Listed entries:

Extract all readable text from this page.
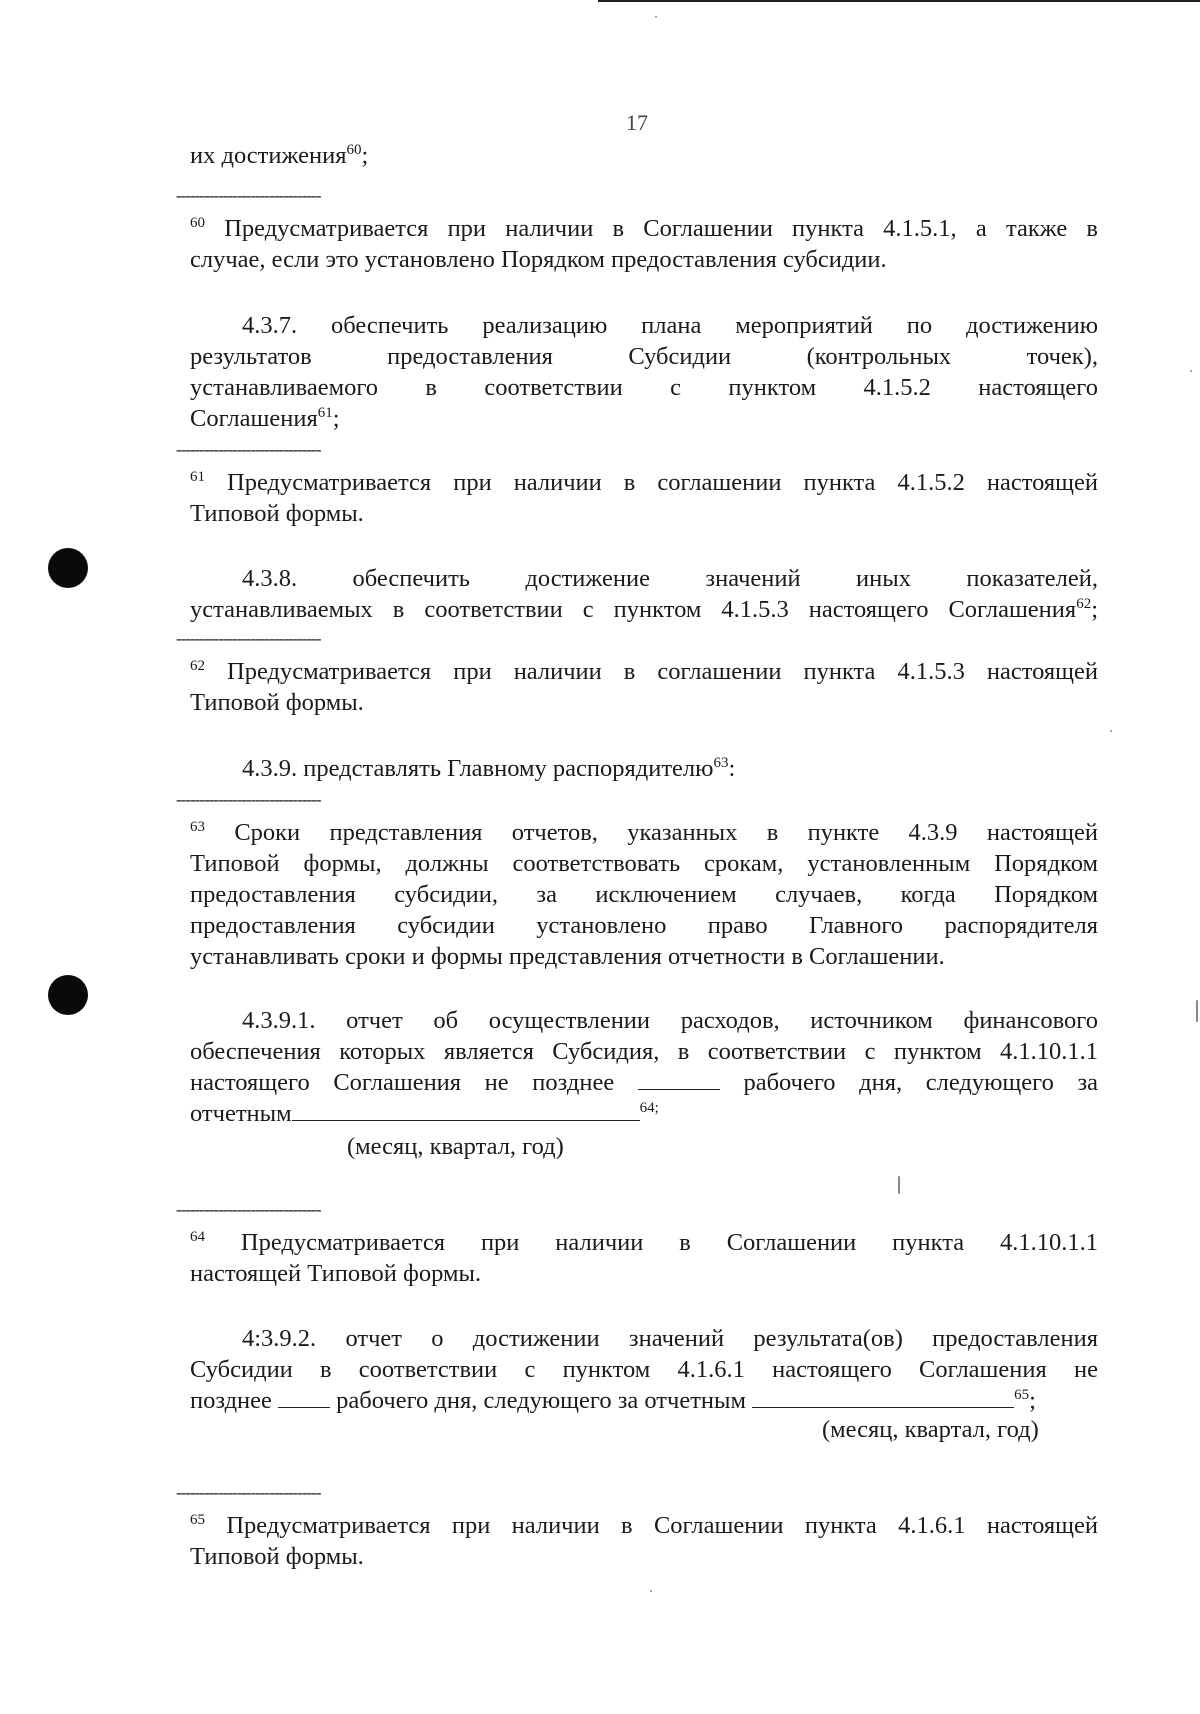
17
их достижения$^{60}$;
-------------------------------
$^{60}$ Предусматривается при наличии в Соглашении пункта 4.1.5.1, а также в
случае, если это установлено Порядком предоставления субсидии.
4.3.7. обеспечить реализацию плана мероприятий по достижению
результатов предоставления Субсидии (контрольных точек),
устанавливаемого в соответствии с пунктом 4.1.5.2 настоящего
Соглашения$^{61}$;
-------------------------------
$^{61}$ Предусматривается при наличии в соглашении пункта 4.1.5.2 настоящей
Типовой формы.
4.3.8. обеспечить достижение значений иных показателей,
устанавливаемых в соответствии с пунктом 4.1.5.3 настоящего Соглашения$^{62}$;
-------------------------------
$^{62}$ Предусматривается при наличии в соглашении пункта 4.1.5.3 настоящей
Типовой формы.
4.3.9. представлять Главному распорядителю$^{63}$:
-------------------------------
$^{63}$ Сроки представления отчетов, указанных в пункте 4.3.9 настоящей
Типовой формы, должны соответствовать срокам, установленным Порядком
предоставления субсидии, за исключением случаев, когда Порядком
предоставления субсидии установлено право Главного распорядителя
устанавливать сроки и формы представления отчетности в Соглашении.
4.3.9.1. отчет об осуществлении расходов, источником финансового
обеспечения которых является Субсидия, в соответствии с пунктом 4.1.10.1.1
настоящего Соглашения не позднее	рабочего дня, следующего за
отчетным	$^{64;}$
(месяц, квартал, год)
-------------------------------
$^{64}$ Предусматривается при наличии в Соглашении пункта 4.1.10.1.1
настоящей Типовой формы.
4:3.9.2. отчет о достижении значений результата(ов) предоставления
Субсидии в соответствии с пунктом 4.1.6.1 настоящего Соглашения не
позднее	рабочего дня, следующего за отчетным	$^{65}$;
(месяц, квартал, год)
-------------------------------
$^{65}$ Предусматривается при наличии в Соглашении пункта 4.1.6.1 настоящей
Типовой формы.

What is asked: All entries must be written out again exactly as given, with no pictures in the copy.

Expected output:
Extract all readable text from this page.
17
их достижения$^{60}$;
-------------------------------
$^{60}$ Предусматривается при наличии в Соглашении пункта 4.1.5.1, а также в
случае, если это установлено Порядком предоставления субсидии.
4.3.7. обеспечить реализацию плана мероприятий по достижению
результатов предоставления Субсидии (контрольных точек),
устанавливаемого в соответствии с пунктом 4.1.5.2 настоящего
Соглашения$^{61}$;
-------------------------------
$^{61}$ Предусматривается при наличии в соглашении пункта 4.1.5.2 настоящей
Типовой формы.
4.3.8. обеспечить достижение значений иных показателей,
устанавливаемых в соответствии с пунктом 4.1.5.3 настоящего Соглашения$^{62}$;
-------------------------------
$^{62}$ Предусматривается при наличии в соглашении пункта 4.1.5.3 настоящей
Типовой формы.
4.3.9. представлять Главному распорядителю$^{63}$:
-------------------------------
$^{63}$ Сроки представления отчетов, указанных в пункте 4.3.9 настоящей
Типовой формы, должны соответствовать срокам, установленным Порядком
предоставления субсидии, за исключением случаев, когда Порядком
предоставления субсидии установлено право Главного распорядителя
устанавливать сроки и формы представления отчетности в Соглашении.
4.3.9.1. отчет об осуществлении расходов, источником финансового
обеспечения которых является Субсидия, в соответствии с пунктом 4.1.10.1.1
настоящего Соглашения не позднее	рабочего дня, следующего за
отчетным	$^{64;}$
(месяц, квартал, год)
-------------------------------
$^{64}$ Предусматривается при наличии в Соглашении пункта 4.1.10.1.1
настоящей Типовой формы.
4:3.9.2. отчет о достижении значений результата(ов) предоставления
Субсидии в соответствии с пунктом 4.1.6.1 настоящего Соглашения не
позднее	рабочего дня, следующего за отчетным	$^{65}$;
(месяц, квартал, год)
-------------------------------
$^{65}$ Предусматривается при наличии в Соглашении пункта 4.1.6.1 настоящей
Типовой формы.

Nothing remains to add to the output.